§ Schriftliche Anfrage 1
Welches Institut hat laut dem Auszug einen Vorschlag für eine Staatsinsolvenzordnung erarbeitet?

§ Auszug
Dass es eine geordnete Staateninsolvenz geben soll, darüber wird auch in Deutschland debattiert. So hat das Institut der deutschen Wirtschaft Köln (IW Köln) einen Vorschlag für eine Staatsinsolvenzordnung erarbeitet. "Durch die Schaffung eines geordneten Insolvenzverfahrens für Euro-Staaten wird der Grundsatz der Währungsunion gestärkt, dass kein Land für die Schulden eines anderen Landes haften muss und so der Gefahr vorgebeugt, dass die Euro-Zone zu einer Transferunion verkommt", sagte einer der beiden Studienautoren.

§ Zeilen

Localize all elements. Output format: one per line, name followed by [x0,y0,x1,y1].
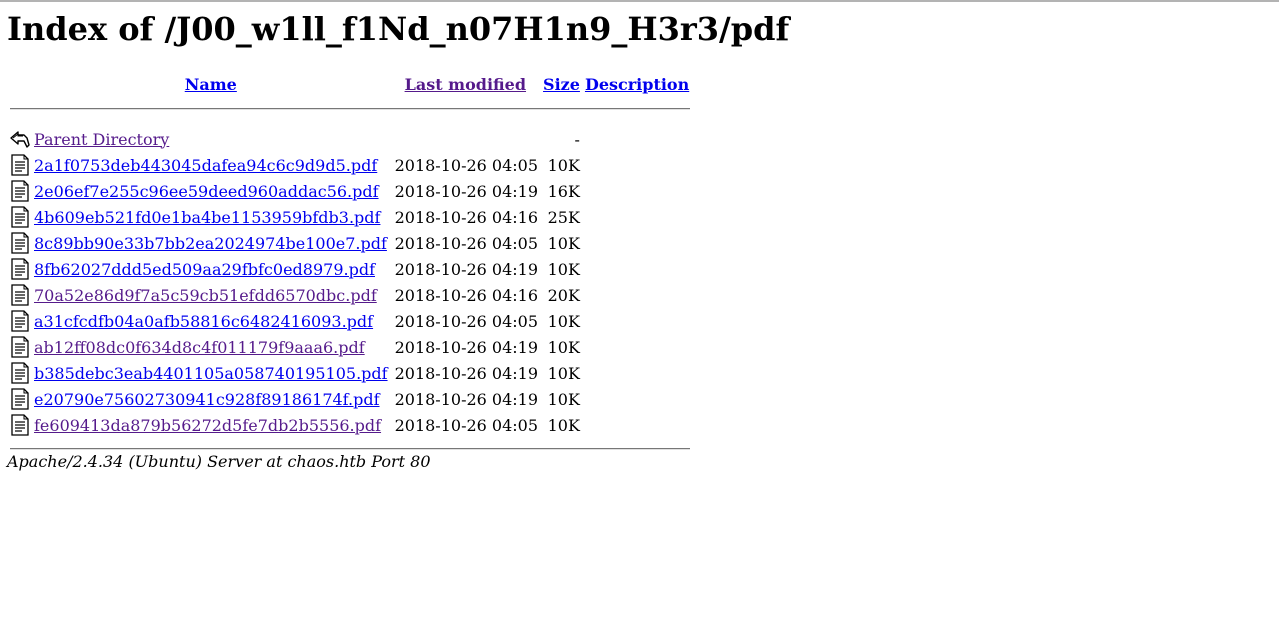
file-size: 10K [547,311,580,331]
file-name-cell: 4b609eb521fd0e1ba4be1153959bfdb3.pdf [33,204,389,230]
file-size: 10K [547,259,580,279]
file-name-cell: ab12ff08dc0f634d8c4f011179f9aaa6.pdf [33,334,389,360]
parent-directory-size: - [574,129,580,149]
file-link[interactable]: e20790e75602730941c928f89186174f.pdf [34,390,380,409]
file-link[interactable]: 4b609eb521fd0e1ba4be1153959bfdb3.pdf [34,208,380,227]
text-file-icon [10,412,30,438]
file-modified: 2018-10-26 04:19 [394,181,539,201]
text-file-icon [10,282,30,308]
file-modified: 2018-10-26 04:19 [394,259,539,279]
file-listing-table: Name Last modified Size Description Pare… [7,70,693,460]
file-description [584,412,690,438]
file-description [584,152,690,178]
sort-by-size-link[interactable]: Size [543,75,580,94]
file-row: 8fb62027ddd5ed509aa29fbfc0ed8979.pdf 2018… [10,256,690,282]
file-name-cell: 8fb62027ddd5ed509aa29fbfc0ed8979.pdf [33,256,389,282]
file-modified: 2018-10-26 04:05 [394,233,539,253]
text-file-icon [10,178,30,204]
file-link[interactable]: 2e06ef7e255c96ee59deed960addac56.pdf [34,182,379,201]
file-modified: 2018-10-26 04:05 [394,311,539,331]
file-description [584,230,690,256]
text-file-icon [10,308,30,334]
file-name-cell: e20790e75602730941c928f89186174f.pdf [33,386,389,412]
file-row: 4b609eb521fd0e1ba4be1153959bfdb3.pdf 2018… [10,204,690,230]
file-name-cell: b385debc3eab4401105a058740195105.pdf [33,360,389,386]
file-modified: 2018-10-26 04:05 [394,415,539,435]
file-description [584,282,690,308]
file-link[interactable]: 70a52e86d9f7a5c59cb51efdd6570dbc.pdf [34,286,377,305]
file-description [584,308,690,334]
text-file-icon [10,204,30,230]
file-link[interactable]: fe609413da879b56272d5fe7db2b5556.pdf [34,416,381,435]
file-link[interactable]: 8c89bb90e33b7bb2ea2024974be100e7.pdf [34,234,387,253]
file-modified: 2018-10-26 04:19 [394,363,539,383]
parent-directory-modified [392,126,539,152]
file-link[interactable]: a31cfcdfb04a0afb58816c6482416093.pdf [34,312,373,331]
sort-by-last-modified-link[interactable]: Last modified [405,75,526,94]
text-file-icon [10,360,30,386]
file-size: 10K [547,363,580,383]
name-column-header: Name [33,70,389,98]
file-description [584,360,690,386]
file-row: 70a52e86d9f7a5c59cb51efdd6570dbc.pdf 2018… [10,282,690,308]
header-row: Name Last modified Size Description [10,70,690,98]
header-divider [10,98,691,120]
server-signature: Apache/2.4.34 (Ubuntu) Server at chaos.h… [7,452,431,471]
file-row: fe609413da879b56272d5fe7db2b5556.pdf 2018… [10,412,690,438]
file-description [584,256,690,282]
parent-directory-description [584,126,690,152]
file-size: 20K [547,285,580,305]
file-row: 2a1f0753deb443045dafea94c6c9d9d5.pdf 2018… [10,152,690,178]
file-name-cell: 2e06ef7e255c96ee59deed960addac56.pdf [33,178,389,204]
size-column-header: Size [542,70,581,98]
file-link[interactable]: 8fb62027ddd5ed509aa29fbfc0ed8979.pdf [34,260,375,279]
file-size: 10K [547,233,580,253]
file-size: 10K [547,337,580,357]
file-modified: 2018-10-26 04:19 [394,337,539,357]
file-row: ab12ff08dc0f634d8c4f011179f9aaa6.pdf 2018… [10,334,690,360]
file-size: 25K [547,207,580,227]
file-link[interactable]: 2a1f0753deb443045dafea94c6c9d9d5.pdf [34,156,377,175]
file-row: a31cfcdfb04a0afb58816c6482416093.pdf 2018… [10,308,690,334]
text-file-icon [10,386,30,412]
file-name-cell: 70a52e86d9f7a5c59cb51efdd6570dbc.pdf [33,282,389,308]
icon-column-header [10,70,30,98]
file-size: 10K [547,155,580,175]
file-link[interactable]: b385debc3eab4401105a058740195105.pdf [34,364,388,383]
file-description [584,204,690,230]
file-modified: 2018-10-26 04:16 [394,285,539,305]
file-row: e20790e75602730941c928f89186174f.pdf 2018… [10,386,690,412]
parent-directory-link[interactable]: Parent Directory [34,130,169,149]
text-file-icon [10,230,30,256]
file-size: 10K [547,389,580,409]
text-file-icon [10,152,30,178]
text-file-icon [10,256,30,282]
file-row: 8c89bb90e33b7bb2ea2024974be100e7.pdf 2018… [10,230,690,256]
file-size: 16K [547,181,580,201]
file-row: 2e06ef7e255c96ee59deed960addac56.pdf 2018… [10,178,690,204]
file-description [584,334,690,360]
parent-directory-row: Parent Directory - [10,126,690,152]
sort-by-name-link[interactable]: Name [185,75,237,94]
file-name-cell: fe609413da879b56272d5fe7db2b5556.pdf [33,412,389,438]
file-size: 10K [547,415,580,435]
page-title: Index of /J00_w1ll_f1Nd_n07H1n9_H3r3/pdf [7,10,790,48]
description-column-header: Description [584,70,690,98]
file-modified: 2018-10-26 04:05 [394,155,539,175]
file-description [584,386,690,412]
parent-directory-cell: Parent Directory [33,126,389,152]
last-modified-column-header: Last modified [392,70,539,98]
file-name-cell: a31cfcdfb04a0afb58816c6482416093.pdf [33,308,389,334]
file-name-cell: 2a1f0753deb443045dafea94c6c9d9d5.pdf [33,152,389,178]
file-modified: 2018-10-26 04:19 [394,389,539,409]
file-name-cell: 8c89bb90e33b7bb2ea2024974be100e7.pdf [33,230,389,256]
file-description [584,178,690,204]
back-arrow-icon [10,126,30,152]
text-file-icon [10,334,30,360]
sort-by-description-link[interactable]: Description [585,75,689,94]
file-modified: 2018-10-26 04:16 [394,207,539,227]
file-row: b385debc3eab4401105a058740195105.pdf 2018… [10,360,690,386]
file-link[interactable]: ab12ff08dc0f634d8c4f011179f9aaa6.pdf [34,338,365,357]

§ Schriftliche Anfrage 2
Gib den Abschnitt der Einträge, der mit der Zeile mit "file-size: 10K [547,311,580,331]" beginnt und mit der Zeile mit "file-description [584,282,690,308]" endet, noch einmal aus. Tausche darin "file-modified" gegen "last-changed" aus und lass alles andere unverändert.

§ Lösung 1
Das Institut der deutschen Wirtschaft Köln (IW Köln).

§ Lösung 2
file-size: 10K [547,311,580,331]
file-name-cell: 4b609eb521fd0e1ba4be1153959bfdb3.pdf [33,204,389,230]
file-size: 10K [547,259,580,279]
file-name-cell: ab12ff08dc0f634d8c4f011179f9aaa6.pdf [33,334,389,360]
parent-directory-size: - [574,129,580,149]
file-link[interactable]: e20790e75602730941c928f89186174f.pdf [34,390,380,409]
file-link[interactable]: 4b609eb521fd0e1ba4be1153959bfdb3.pdf [34,208,380,227]
text-file-icon [10,412,30,438]
last-changed: 2018-10-26 04:19 [394,181,539,201]
text-file-icon [10,282,30,308]
last-changed: 2018-10-26 04:19 [394,259,539,279]
file-listing-table: Name Last modified Size Description Pare… [7,70,693,460]
file-description [584,412,690,438]
file-description [584,152,690,178]
sort-by-size-link[interactable]: Size [543,75,580,94]
file-row: 8fb62027ddd5ed509aa29fbfc0ed8979.pdf 2018… [10,256,690,282]
file-name-cell: 8fb62027ddd5ed509aa29fbfc0ed8979.pdf [33,256,389,282]
last-changed: 2018-10-26 04:05 [394,233,539,253]
text-file-icon [10,178,30,204]
file-link[interactable]: 2e06ef7e255c96ee59deed960addac56.pdf [34,182,379,201]
last-changed: 2018-10-26 04:05 [394,311,539,331]
file-description [584,230,690,256]
text-file-icon [10,308,30,334]
file-name-cell: e20790e75602730941c928f89186174f.pdf [33,386,389,412]
file-row: 4b609eb521fd0e1ba4be1153959bfdb3.pdf 2018… [10,204,690,230]
file-name-cell: b385debc3eab4401105a058740195105.pdf [33,360,389,386]
last-changed: 2018-10-26 04:05 [394,415,539,435]
file-description [584,282,690,308]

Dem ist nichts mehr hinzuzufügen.